[USING THE INFORMATION]:
1) In the passage on AQP4 genotype and SIDS, write out everything from "The other interesting" down to "disturbed water homeostasis.".
2) According to the passage on AQP4 genotype and SIDS, how many of the 36 infant controls were below 1 y?
3) Proceed with the passage on AQP4 genotype and SIDS from where it stops.

[SELECTED EXCERPT]:
Of the 36 infant controls included in this study, only 15 were below 1 y and only 6 were in the age range 0.3–12 wk. Because of this low number, it was not possible to test whether the association between genotype and brain/body weight ratio found in SIDS is also present in infants dying from other causes than SIDS, which is a limitation of this study. Because the brain/body weight ratio decreases from 12.7% at birth to 2% in adults (29), it is necessary both to subdivide the cases according to age and to have age-matched controls.

The other interesting observation is the possible relationship between the rs2075575 genotype and maternal smoking, because maternal smoking tended to be overrepresented among SIDS cases with CT/TT genotypes (Table 3). However, the results must be treated with caution because a small number of cases. It is shown that nicotine induces edema (30), and one may speculate that nicotine, in combination with the 2075575 CT/TT genotypes, induces a less effective AQP4 protein synthesis and thus a disturbed water homeostasis.

In humans, it is shown that the vascular coverage of AQP4 increased from <5% at 16 wk GA to 63% at 20–26 wk GA, followed by plateauing until birth (31). This is consistent with rat experiments, which showed no labeling for AQP4 at 14–21 d gestation, and further a postnatal development of AQP4, from 2% of adult levels at day 7 to 60% of adult levels after 4 wk, indicating that the amount of AQP4 protein continues to increase until adulthood (32). The early development of AQP4 in humans point toward the existence of a close relationship between water transport regulation and brain development (31). In the first months of life, even a slight delay in AQP4 maturation may interfere with neural function, possibly via dysregulation of extracellular ion concentrations. One may speculate that the T allele, or another allele or genotype in linkage disequilibrium with the T allele, induces a delayed maturation of the processes underlying water and ion homeostasis. Such delay may predispose for an increased water flow into the brain tissue, and thus an abnormal brain/body weight ratio, which may be particularly unfavorable the first months of life.

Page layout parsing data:
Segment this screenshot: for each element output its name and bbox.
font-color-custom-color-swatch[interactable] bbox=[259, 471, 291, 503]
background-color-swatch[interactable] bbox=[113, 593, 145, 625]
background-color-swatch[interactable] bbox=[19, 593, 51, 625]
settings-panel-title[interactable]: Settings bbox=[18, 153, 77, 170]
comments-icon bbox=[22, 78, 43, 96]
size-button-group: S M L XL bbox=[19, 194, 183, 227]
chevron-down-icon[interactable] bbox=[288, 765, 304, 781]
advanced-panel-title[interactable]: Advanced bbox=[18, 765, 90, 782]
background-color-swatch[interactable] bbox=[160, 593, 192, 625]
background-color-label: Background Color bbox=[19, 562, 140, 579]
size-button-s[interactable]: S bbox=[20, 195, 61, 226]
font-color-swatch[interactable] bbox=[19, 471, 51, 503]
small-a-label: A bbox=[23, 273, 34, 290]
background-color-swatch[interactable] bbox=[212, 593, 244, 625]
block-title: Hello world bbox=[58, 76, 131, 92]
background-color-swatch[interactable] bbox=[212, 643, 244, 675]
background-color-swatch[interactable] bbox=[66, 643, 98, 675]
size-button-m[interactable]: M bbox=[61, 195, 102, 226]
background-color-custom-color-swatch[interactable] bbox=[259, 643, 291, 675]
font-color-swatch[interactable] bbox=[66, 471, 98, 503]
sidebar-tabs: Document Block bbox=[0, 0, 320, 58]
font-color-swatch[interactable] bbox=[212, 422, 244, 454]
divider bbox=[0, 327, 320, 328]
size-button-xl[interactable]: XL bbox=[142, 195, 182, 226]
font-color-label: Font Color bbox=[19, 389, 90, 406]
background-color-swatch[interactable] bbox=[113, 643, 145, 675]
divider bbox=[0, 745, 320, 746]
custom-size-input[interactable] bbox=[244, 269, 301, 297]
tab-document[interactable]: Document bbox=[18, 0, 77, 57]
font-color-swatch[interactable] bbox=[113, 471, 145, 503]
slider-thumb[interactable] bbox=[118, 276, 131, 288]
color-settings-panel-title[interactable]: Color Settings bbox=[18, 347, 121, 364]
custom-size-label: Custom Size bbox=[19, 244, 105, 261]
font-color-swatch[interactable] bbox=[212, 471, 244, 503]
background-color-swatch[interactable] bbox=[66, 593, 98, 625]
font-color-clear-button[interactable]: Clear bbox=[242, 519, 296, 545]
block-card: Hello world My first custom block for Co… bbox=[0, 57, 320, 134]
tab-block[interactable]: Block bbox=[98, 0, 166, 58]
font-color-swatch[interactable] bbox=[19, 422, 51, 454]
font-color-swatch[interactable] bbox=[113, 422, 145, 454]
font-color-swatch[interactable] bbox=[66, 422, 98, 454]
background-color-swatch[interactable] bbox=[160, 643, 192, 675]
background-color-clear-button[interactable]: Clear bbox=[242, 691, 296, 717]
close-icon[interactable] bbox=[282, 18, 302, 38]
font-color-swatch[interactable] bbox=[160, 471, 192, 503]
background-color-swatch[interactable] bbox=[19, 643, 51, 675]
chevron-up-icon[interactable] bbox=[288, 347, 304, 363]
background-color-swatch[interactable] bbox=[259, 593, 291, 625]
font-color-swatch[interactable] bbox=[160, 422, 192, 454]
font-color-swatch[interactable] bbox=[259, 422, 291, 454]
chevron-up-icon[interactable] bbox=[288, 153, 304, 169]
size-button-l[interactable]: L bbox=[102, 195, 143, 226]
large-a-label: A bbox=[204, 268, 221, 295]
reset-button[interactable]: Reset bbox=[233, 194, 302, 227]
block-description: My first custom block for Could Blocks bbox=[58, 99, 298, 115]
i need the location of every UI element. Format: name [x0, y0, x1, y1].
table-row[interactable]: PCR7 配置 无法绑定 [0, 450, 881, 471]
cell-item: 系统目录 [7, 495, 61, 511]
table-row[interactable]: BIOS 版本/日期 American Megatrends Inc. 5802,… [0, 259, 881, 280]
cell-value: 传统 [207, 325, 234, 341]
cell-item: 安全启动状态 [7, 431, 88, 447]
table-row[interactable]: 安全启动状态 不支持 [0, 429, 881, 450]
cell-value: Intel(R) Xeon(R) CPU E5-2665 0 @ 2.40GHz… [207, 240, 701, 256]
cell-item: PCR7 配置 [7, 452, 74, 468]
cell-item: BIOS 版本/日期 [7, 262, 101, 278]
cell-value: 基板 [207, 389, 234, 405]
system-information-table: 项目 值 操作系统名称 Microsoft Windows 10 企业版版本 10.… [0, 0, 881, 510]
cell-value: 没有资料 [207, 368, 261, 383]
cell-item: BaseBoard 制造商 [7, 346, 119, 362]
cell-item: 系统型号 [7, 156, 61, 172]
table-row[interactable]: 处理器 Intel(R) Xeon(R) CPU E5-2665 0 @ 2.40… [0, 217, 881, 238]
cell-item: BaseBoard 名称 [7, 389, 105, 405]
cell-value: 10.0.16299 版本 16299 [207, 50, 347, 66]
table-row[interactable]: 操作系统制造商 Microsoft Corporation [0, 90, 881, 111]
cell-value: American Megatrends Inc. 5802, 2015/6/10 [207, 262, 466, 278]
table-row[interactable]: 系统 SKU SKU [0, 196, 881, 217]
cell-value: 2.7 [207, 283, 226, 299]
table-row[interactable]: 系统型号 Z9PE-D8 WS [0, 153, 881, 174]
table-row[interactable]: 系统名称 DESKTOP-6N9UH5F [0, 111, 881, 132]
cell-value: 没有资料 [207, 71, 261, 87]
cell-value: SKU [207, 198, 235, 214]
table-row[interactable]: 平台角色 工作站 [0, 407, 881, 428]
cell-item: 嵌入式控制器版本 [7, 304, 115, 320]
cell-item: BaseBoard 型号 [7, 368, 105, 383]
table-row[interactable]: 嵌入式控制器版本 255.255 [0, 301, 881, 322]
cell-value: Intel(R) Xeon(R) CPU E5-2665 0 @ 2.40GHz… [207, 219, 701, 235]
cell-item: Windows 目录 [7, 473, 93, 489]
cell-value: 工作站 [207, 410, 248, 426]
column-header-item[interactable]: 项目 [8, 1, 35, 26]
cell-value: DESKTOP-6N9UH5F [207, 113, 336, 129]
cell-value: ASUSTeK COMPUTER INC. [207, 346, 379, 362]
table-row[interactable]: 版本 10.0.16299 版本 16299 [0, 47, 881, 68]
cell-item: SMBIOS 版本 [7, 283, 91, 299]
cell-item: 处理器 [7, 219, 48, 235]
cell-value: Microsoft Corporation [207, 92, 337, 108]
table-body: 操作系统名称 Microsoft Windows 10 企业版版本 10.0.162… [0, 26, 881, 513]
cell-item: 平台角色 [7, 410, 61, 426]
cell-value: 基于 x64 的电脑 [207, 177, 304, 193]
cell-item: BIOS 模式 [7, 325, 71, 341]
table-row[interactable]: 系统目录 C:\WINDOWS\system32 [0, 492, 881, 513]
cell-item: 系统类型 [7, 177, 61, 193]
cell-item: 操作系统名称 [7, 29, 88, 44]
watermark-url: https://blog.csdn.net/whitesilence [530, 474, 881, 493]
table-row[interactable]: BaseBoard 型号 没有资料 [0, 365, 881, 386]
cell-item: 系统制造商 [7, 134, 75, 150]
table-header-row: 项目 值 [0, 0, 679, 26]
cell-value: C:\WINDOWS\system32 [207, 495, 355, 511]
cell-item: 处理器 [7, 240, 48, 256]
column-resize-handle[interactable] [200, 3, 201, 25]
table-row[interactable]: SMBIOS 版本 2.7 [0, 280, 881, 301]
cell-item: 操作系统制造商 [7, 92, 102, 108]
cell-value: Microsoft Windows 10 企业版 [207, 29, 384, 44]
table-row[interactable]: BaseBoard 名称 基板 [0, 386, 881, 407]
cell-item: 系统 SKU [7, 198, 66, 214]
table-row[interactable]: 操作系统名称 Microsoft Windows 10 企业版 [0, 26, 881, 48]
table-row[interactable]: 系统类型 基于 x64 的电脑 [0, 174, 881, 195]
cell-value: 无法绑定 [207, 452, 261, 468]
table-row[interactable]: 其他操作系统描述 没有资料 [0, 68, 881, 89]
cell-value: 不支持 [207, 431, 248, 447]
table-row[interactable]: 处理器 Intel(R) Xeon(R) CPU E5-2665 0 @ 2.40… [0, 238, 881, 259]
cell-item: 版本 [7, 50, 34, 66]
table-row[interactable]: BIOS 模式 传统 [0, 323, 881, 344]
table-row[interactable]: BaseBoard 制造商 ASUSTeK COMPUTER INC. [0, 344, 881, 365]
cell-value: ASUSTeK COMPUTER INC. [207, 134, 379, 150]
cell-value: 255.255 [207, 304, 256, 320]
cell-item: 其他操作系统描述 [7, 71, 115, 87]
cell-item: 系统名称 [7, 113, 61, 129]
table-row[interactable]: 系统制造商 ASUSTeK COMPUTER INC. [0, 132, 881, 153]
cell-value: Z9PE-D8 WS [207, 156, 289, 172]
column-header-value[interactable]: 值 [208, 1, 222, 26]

[ANSWERS FOR EACH ITEM]:
1)
The other interesting observation is the possible relationship between the rs2075575 genotype and maternal smoking, because maternal smoking tended to be overrepresented among SIDS cases with CT/TT genotypes (Table 3). However, the results must be treated with caution because a small number of cases. It is shown that nicotine induces edema (30), and one may speculate that nicotine, in combination with the 2075575 CT/TT genotypes, induces a less effective AQP4 protein synthesis and thus a disturbed water homeostasis.

2) 15

3)
Neuropathological examinations of the brain, included as a part of the autopsy, did not disclose any findings that could support the theory of a possible disturbed development of water homeostasis in SIDS. Macroscopic brain edema was noted in approximately one-third of the SIDS cases included in this study; however, this is not specific for SIDS but might be seen in different causes of death. Immunohistochemical studies of AQP4 expression in the brain would be important, and also more suitable, to clarify a possible relation between AQP4 gene variants and brain edema in SIDS. This, together with studies of electrolytes, should be subjects for further studies. The latter is of importance since increased water flow into the brain also may be due to hyponatremia, an issue that has not been investigated in cases of SIDS before.

In conclusion, the present findings fit with the hypothesis of a fatal triangle in SIDS, indicating that rs2075575 may be of significance as a predisposing factor for SIDS. The CT/TT genotypes tended to be associated with maternal smoking and were associated with an increased brain/body weight ratio in infants dying from SIDS during the especially vulnerable period from birth up to 3 mo of age. One might speculate that rs2075575 is part of a genetic pattern that are important for the expression of AQP4 in the brain and thereby also for the development of water homeostasis. Better knowledge regarding this may represent a way to develop strategies to prevent SIDS; it may be predicted that AQP4 inhibitors or down-regulators would be useful to reduce cytotoxic brain edema caused by hypoxia, ischemia, or meningitis (33).